* [Your instructions]: Search the data for the word "Forecast". Reproduce every line where it is found.

* [Data for processing]:
┄┄┄┄┄┄
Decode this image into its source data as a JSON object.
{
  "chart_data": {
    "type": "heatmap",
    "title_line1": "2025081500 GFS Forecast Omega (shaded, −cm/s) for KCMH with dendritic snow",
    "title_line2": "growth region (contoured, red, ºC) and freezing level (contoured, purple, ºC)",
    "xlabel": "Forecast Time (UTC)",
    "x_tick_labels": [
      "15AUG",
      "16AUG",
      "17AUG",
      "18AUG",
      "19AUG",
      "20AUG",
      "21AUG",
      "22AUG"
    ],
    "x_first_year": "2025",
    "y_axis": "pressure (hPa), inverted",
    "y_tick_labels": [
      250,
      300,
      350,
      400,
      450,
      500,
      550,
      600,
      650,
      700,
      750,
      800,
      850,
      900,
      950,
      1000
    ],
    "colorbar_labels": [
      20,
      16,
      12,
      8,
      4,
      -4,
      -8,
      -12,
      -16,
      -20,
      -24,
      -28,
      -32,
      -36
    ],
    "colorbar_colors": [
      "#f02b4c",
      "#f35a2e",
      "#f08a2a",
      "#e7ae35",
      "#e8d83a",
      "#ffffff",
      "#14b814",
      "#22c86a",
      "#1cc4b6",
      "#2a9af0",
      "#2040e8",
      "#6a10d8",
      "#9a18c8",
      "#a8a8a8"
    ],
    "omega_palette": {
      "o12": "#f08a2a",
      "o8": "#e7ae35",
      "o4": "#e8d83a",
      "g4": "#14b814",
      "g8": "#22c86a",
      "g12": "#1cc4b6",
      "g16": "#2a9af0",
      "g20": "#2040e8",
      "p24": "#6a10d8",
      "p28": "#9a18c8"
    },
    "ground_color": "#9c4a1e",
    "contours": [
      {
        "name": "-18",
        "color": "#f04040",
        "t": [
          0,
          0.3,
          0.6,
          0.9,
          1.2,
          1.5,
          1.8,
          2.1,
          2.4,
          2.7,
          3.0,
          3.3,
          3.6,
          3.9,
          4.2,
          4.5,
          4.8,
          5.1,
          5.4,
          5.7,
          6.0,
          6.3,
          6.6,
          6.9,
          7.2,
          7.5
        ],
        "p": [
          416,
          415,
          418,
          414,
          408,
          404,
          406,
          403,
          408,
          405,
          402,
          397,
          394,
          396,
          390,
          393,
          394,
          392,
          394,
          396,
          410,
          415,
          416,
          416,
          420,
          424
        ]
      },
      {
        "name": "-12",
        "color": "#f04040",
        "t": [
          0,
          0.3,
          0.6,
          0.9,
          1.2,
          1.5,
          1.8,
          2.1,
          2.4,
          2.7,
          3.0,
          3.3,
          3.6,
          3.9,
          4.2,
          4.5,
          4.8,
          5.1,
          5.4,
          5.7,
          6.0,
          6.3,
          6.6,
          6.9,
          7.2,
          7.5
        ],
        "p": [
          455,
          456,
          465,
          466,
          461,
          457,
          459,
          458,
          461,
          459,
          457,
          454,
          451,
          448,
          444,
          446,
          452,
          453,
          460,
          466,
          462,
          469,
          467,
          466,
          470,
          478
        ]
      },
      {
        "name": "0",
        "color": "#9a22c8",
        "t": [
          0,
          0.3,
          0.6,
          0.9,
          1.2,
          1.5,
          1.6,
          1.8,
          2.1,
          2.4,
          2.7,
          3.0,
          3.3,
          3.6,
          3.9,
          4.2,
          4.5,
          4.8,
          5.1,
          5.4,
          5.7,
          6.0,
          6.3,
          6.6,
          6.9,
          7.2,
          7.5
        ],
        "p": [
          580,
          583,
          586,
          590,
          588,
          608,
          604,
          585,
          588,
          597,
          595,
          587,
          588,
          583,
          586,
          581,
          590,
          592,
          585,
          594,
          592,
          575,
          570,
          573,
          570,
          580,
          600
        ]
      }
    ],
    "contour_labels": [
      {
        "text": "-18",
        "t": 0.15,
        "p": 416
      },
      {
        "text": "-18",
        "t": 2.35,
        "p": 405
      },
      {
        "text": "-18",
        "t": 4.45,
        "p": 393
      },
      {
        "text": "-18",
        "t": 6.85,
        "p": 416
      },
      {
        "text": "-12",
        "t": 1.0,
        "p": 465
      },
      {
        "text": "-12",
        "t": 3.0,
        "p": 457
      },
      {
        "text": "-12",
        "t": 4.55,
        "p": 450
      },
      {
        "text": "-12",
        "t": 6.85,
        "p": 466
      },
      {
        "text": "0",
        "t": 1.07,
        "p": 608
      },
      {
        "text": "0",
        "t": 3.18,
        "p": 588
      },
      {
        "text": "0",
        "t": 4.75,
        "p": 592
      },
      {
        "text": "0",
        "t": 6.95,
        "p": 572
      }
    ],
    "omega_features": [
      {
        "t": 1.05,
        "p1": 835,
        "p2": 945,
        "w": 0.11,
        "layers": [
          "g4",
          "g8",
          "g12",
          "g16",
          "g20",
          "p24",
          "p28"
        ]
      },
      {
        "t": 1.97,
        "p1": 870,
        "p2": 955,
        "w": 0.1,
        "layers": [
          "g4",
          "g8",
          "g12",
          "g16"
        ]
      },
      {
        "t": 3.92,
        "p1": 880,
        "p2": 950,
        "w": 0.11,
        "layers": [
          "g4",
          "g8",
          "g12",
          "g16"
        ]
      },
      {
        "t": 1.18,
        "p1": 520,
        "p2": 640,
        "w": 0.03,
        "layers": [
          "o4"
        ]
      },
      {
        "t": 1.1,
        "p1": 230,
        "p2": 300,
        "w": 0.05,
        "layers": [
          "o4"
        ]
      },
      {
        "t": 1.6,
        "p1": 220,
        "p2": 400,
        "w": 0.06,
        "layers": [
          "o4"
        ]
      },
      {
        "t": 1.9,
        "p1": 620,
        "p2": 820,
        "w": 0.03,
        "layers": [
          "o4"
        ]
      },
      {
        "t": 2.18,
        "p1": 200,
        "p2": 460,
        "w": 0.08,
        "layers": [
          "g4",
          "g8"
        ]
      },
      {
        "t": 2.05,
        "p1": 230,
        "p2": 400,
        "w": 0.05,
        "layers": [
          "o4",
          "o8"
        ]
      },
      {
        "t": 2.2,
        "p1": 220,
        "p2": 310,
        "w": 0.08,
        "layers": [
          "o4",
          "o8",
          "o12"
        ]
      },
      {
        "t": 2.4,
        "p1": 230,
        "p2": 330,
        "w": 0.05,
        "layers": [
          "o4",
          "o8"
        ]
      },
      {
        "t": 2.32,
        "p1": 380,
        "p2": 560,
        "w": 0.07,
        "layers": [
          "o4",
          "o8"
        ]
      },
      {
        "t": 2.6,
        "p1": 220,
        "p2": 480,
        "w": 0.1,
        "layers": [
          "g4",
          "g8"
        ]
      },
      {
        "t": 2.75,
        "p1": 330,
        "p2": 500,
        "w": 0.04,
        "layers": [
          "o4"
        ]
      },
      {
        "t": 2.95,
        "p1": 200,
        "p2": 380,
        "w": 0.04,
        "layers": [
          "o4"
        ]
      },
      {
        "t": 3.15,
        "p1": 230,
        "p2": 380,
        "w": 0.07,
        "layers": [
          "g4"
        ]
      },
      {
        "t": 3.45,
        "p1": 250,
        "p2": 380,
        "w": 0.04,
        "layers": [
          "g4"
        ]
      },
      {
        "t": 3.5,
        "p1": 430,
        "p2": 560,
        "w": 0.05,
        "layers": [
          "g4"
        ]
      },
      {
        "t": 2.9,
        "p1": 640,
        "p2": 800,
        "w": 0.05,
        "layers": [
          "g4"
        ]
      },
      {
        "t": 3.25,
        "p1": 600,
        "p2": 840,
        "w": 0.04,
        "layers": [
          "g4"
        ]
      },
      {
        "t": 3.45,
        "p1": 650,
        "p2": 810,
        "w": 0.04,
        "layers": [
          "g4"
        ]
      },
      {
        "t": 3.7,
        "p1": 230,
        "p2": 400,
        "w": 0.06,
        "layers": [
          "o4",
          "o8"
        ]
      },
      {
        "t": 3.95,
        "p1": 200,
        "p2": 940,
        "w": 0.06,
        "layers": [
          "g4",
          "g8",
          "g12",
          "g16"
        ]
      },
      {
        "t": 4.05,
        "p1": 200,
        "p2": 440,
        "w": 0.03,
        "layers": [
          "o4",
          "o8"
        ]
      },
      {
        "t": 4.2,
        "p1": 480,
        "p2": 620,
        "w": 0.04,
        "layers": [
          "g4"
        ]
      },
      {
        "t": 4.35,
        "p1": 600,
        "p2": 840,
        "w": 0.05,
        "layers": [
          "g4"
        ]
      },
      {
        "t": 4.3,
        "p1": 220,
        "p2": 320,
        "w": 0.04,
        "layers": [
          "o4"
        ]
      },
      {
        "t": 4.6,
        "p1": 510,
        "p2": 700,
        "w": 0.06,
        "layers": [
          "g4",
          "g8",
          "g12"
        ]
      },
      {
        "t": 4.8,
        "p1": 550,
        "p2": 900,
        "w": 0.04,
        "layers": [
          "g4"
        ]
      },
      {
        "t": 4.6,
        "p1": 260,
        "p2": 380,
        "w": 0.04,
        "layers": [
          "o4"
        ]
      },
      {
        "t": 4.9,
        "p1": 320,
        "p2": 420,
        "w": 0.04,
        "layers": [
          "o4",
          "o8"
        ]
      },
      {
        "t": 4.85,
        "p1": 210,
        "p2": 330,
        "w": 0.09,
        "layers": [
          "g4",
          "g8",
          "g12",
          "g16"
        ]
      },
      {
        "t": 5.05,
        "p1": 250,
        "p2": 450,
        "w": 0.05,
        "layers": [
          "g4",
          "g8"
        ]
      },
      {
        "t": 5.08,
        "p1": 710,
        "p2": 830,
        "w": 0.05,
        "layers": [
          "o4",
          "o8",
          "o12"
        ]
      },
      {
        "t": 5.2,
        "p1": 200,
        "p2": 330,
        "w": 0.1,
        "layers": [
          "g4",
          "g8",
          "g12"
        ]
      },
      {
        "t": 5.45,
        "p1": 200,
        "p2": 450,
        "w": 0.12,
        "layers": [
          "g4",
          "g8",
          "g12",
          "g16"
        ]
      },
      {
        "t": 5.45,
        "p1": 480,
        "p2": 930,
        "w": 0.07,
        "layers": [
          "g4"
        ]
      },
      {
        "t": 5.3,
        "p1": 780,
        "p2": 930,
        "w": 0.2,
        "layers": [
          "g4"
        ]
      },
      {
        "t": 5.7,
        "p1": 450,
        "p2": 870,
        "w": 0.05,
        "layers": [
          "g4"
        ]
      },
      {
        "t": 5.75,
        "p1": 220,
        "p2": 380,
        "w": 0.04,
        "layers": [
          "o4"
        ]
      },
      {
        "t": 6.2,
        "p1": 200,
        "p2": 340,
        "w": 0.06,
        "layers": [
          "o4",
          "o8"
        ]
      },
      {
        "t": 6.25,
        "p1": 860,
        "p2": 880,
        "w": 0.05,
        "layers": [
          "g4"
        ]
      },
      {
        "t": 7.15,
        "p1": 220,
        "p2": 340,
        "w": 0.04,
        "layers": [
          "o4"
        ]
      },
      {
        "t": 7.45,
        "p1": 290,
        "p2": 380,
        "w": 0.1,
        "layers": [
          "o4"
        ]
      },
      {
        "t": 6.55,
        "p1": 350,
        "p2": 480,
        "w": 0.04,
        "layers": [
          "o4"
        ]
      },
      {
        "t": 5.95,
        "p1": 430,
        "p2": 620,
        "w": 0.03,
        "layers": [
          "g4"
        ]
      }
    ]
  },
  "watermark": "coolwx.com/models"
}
┄┄┄┄┄┄
* [Response to this exercise]:
    "title_line1": "2025081500 GFS Forecast Omega (shaded, −cm/s) for KCMH with dendritic snow",
    "xlabel": "Forecast Time (UTC)",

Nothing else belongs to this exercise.